From the entries below, pull out each line where "powyżej" appears.

-- Listed entries start --

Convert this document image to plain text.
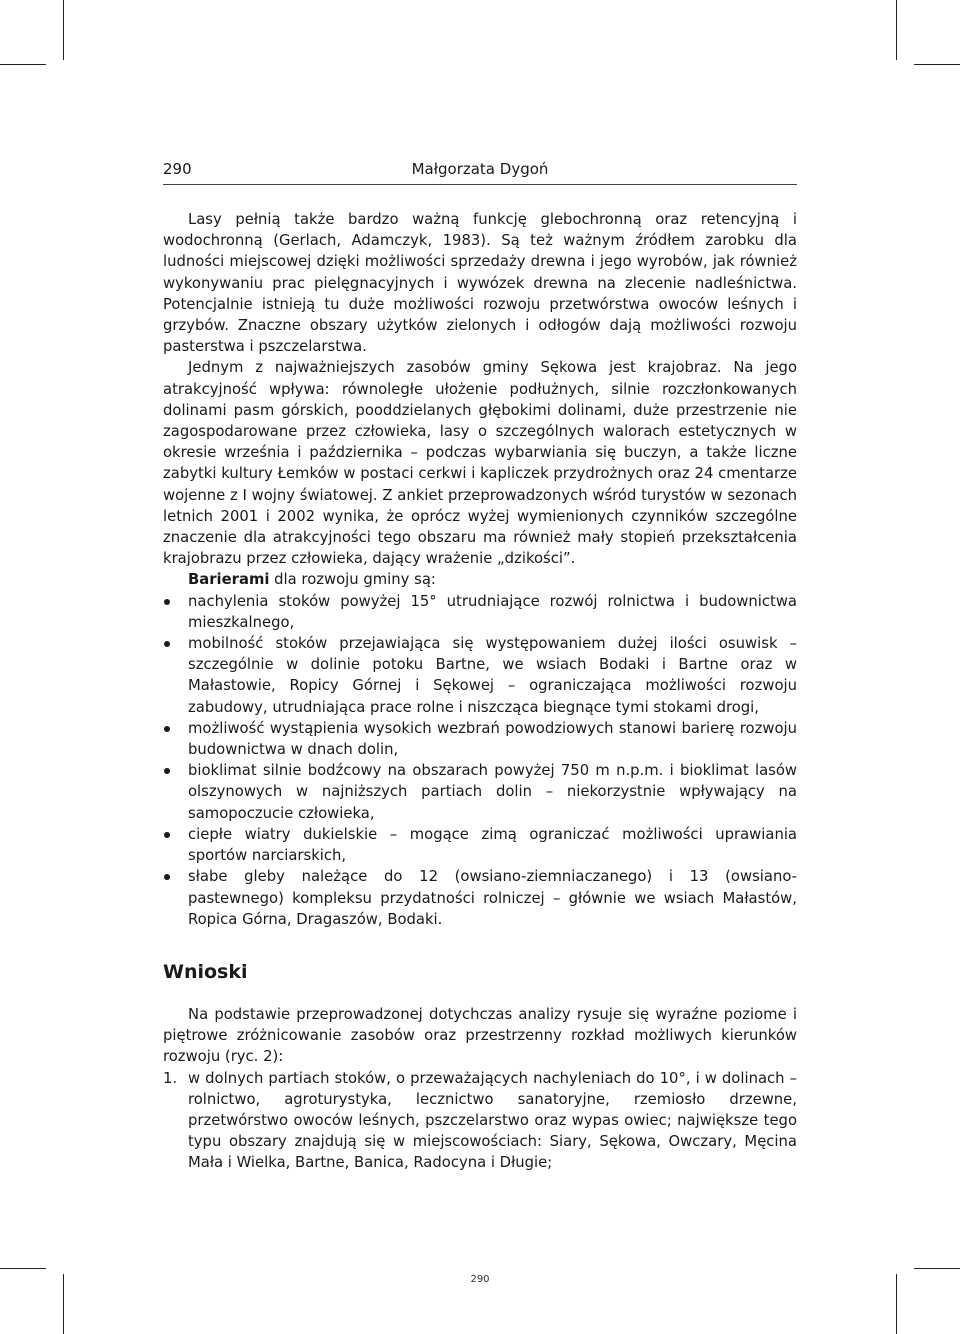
290	Małgorzata Dygoń

Lasy pełnią także bardzo ważną funkcję glebochronną oraz retencyjną i wodochronną (Gerlach, Adamczyk, 1983). Są też ważnym źródłem zarobku dla ludności miejscowej dzięki możliwości sprzedaży drewna i jego wyrobów, jak również wykonywaniu prac pielęgnacyjnych i wywózek drewna na zlecenie nadleśnictwa. Potencjalnie istnieją tu duże możliwości rozwoju przetwórstwa owoców leśnych i grzybów. Znaczne obszary użytków zielonych i odłogów dają możliwości rozwoju pasterstwa i pszczelarstwa.

Jednym z najważniejszych zasobów gminy Sękowa jest krajobraz. Na jego atrakcyjność wpływa: równoległe ułożenie podłużnych, silnie rozczłonkowanych dolinami pasm górskich, pooddzielanych głębokimi dolinami, duże przestrzenie nie zagospodarowane przez człowieka, lasy o szczególnych walorach estetycznych w okresie września i października – podczas wybarwiania się buczyn, a także liczne zabytki kultury Łemków w postaci cerkwi i kapliczek przydrożnych oraz 24 cmentarze wojenne z I wojny światowej. Z ankiet przeprowadzonych wśród turystów w sezonach letnich 2001 i 2002 wynika, że oprócz wyżej wymienionych czynników szczególne znaczenie dla atrakcyjności tego obszaru ma również mały stopień przekształcenia krajobrazu przez człowieka, dający wrażenie „dzikości”.

Barierami dla rozwoju gminy są:

nachylenia stoków powyżej 15° utrudniające rozwój rolnictwa i budownictwa mieszkalnego,
mobilność stoków przejawiająca się występowaniem dużej ilości osuwisk – szczególnie w dolinie potoku Bartne, we wsiach Bodaki i Bartne oraz w Małastowie, Ropicy Górnej i Sękowej – ograniczająca możliwości rozwoju zabudowy, utrudniająca prace rolne i niszcząca biegnące tymi stokami drogi,
możliwość wystąpienia wysokich wezbrań powodziowych stanowi barierę rozwoju budownictwa w dnach dolin,
bioklimat silnie bodźcowy na obszarach powyżej 750 m n.p.m. i bioklimat lasów olszynowych w najniższych partiach dolin – niekorzystnie wpływający na samopoczucie człowieka,
ciepłe wiatry dukielskie – mogące zimą ograniczać możliwości uprawiania sportów narciarskich,
słabe gleby należące do 12 (owsiano-ziemniaczanego) i 13 (owsiano-pastewnego) kompleksu przydatności rolniczej – głównie we wsiach Małastów, Ropica Górna, Dragaszów, Bodaki.
Wnioski

Na podstawie przeprowadzonej dotychczas analizy rysuje się wyraźne poziome i piętrowe zróżnicowanie zasobów oraz przestrzenny rozkład możliwych kierunków rozwoju (ryc. 2):

1. w dolnych partiach stoków, o przeważających nachyleniach do 10°, i w dolinach – rolnictwo, agroturystyka, lecznictwo sanatoryjne, rzemiosło drzewne, przetwórstwo owoców leśnych, pszczelarstwo oraz wypas owiec; największe tego typu obszary znajdują się w miejscowościach: Siary, Sękowa, Owczary, Męcina Mała i Wielka, Bartne, Banica, Radocyna i Długie;
290
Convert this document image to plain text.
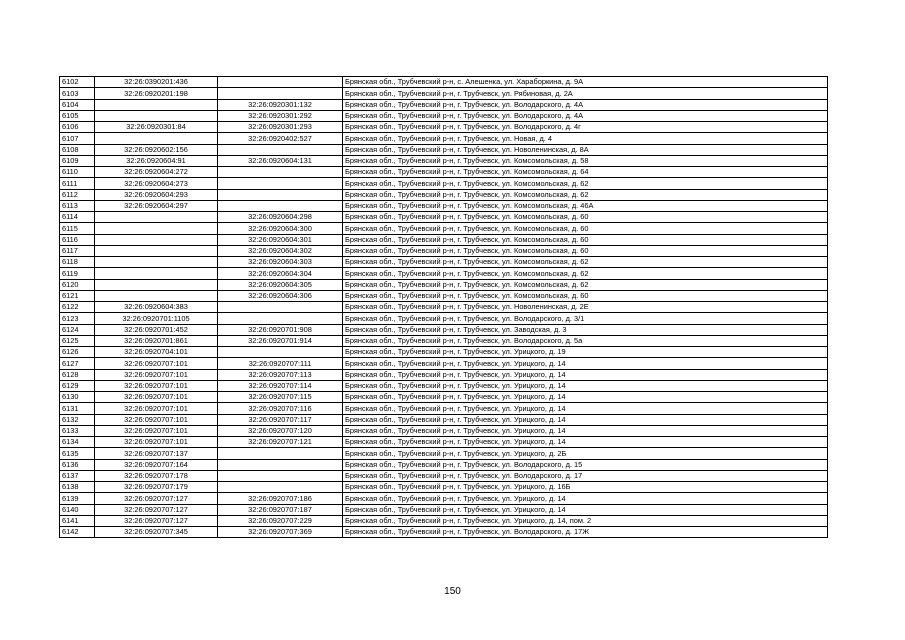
6102	32:26:0390201:436		Брянская обл., Трубчевский р-н, с. Алешенка, ул. Хараборкина, д. 9А
6103	32:26:0920201:198		Брянская обл., Трубчевский р-н, г. Трубчевск, ул. Рябиновая, д. 2А
6104		32:26:0920301:132	Брянская обл., Трубчевский р-н, г. Трубчевск, ул. Володарского, д. 4А
6105		32:26:0920301:292	Брянская обл., Трубчевский р-н, г. Трубчевск, ул. Володарского, д. 4А
6106	32:26:0920301:84	32:26:0920301:293	Брянская обл., Трубчевский р-н, г. Трубчевск, ул. Володарского, д. 4г
6107		32:26:0920402:527	Брянская обл., Трубчевский р-н, г. Трубчевск, ул. Новая, д. 4
6108	32:26:0920602:156		Брянская обл., Трубчевский р-н, г. Трубчевск, ул. Новоленинская, д. 8А
6109	32:26:0920604:91	32:26:0920604:131	Брянская обл., Трубчевский р-н, г. Трубчевск, ул. Комсомольская, д. 58
6110	32:26:0920604:272		Брянская обл., Трубчевский р-н, г. Трубчевск, ул. Комсомольская, д. 64
6111	32:26:0920604:273		Брянская обл., Трубчевский р-н, г. Трубчевск, ул. Комсомольская, д. 62
6112	32:26:0920604:293		Брянская обл., Трубчевский р-н, г. Трубчевск, ул. Комсомольская, д. 62
6113	32:26:0920604:297		Брянская обл., Трубчевский р-н, г. Трубчевск, ул. Комсомольская, д. 46А
6114		32:26:0920604:298	Брянская обл., Трубчевский р-н, г. Трубчевск, ул. Комсомольская, д. 60
6115		32:26:0920604:300	Брянская обл., Трубчевский р-н, г. Трубчевск, ул. Комсомольская, д. 60
6116		32:26:0920604:301	Брянская обл., Трубчевский р-н, г. Трубчевск, ул. Комсомольская, д. 60
6117		32:26:0920604:302	Брянская обл., Трубчевский р-н, г. Трубчевск, ул. Комсомольская, д. 60
6118		32:26:0920604:303	Брянская обл., Трубчевский р-н, г. Трубчевск, ул. Комсомольская, д. 62
6119		32:26:0920604:304	Брянская обл., Трубчевский р-н, г. Трубчевск, ул. Комсомольская, д. 62
6120		32:26:0920604:305	Брянская обл., Трубчевский р-н, г. Трубчевск, ул. Комсомольская, д. 62
6121		32:26:0920604:306	Брянская обл., Трубчевский р-н, г. Трубчевск, ул. Комсомольская, д. 60
6122	32:26:0920604:383		Брянская обл., Трубчевский р-н, г. Трубчевск, ул. Новоленинская, д. 2Е
6123	32:26:0920701:1105		Брянская обл., Трубчевский р-н, г. Трубчевск, ул. Володарского, д. 3/1
6124	32:26:0920701:452	32:26:0920701:908	Брянская обл., Трубчевский р-н, г. Трубчевск, ул. Заводская, д. 3
6125	32:26:0920701:861	32:26:0920701:914	Брянская обл., Трубчевский р-н, г. Трубчевск, ул. Володарского, д. 5а
6126	32:26:0920704:101		Брянская обл., Трубчевский р-н, г. Трубчевск, ул. Урицкого, д. 19
6127	32:26:0920707:101	32:26:0920707:111	Брянская обл., Трубчевский р-н, г. Трубчевск, ул. Урицкого, д. 14
6128	32:26:0920707:101	32:26:0920707:113	Брянская обл., Трубчевский р-н, г. Трубчевск, ул. Урицкого, д. 14
6129	32:26:0920707:101	32:26:0920707:114	Брянская обл., Трубчевский р-н, г. Трубчевск, ул. Урицкого, д. 14
6130	32:26:0920707:101	32:26:0920707:115	Брянская обл., Трубчевский р-н, г. Трубчевск, ул. Урицкого, д. 14
6131	32:26:0920707:101	32:26:0920707:116	Брянская обл., Трубчевский р-н, г. Трубчевск, ул. Урицкого, д. 14
6132	32:26:0920707:101	32:26:0920707:117	Брянская обл., Трубчевский р-н, г. Трубчевск, ул. Урицкого, д. 14
6133	32:26:0920707:101	32:26:0920707:120	Брянская обл., Трубчевский р-н, г. Трубчевск, ул. Урицкого, д. 14
6134	32:26:0920707:101	32:26:0920707:121	Брянская обл., Трубчевский р-н, г. Трубчевск, ул. Урицкого, д. 14
6135	32:26:0920707:137		Брянская обл., Трубчевский р-н, г. Трубчевск, ул. Урицкого, д. 2Б
6136	32:26:0920707:164		Брянская обл., Трубчевский р-н, г. Трубчевск, ул. Володарского, д. 15
6137	32:26:0920707:178		Брянская обл., Трубчевский р-н, г. Трубчевск, ул. Володарского, д. 17
6138	32:26:0920707:179		Брянская обл., Трубчевский р-н, г. Трубчевск, ул. Урицкого, д. 16Б
6139	32:26:0920707:127	32:26:0920707:186	Брянская обл., Трубчевский р-н, г. Трубчевск, ул. Урицкого, д. 14
6140	32:26:0920707:127	32:26:0920707:187	Брянская обл., Трубчевский р-н, г. Трубчевск, ул. Урицкого, д. 14
6141	32:26:0920707:127	32:26:0920707:229	Брянская обл., Трубчевский р-н, г. Трубчевск, ул. Урицкого, д. 14, пом. 2
6142	32:26:0920707:345	32:26:0920707:369	Брянская обл., Трубчевский р-н, г. Трубчевск, ул. Володарского, д. 17Ж
150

-- Listed entries end --

◆ Finished task
nachylenia stoków powyżej 15° utrudniające rozwój rolnictwa i budownictwa mieszkalnego,
bioklimat silnie bodźcowy na obszarach powyżej 750 m n.p.m. i bioklimat lasów olszynowych w najniższych partiach dolin – niekorzystnie wpływający na samopoczucie człowieka,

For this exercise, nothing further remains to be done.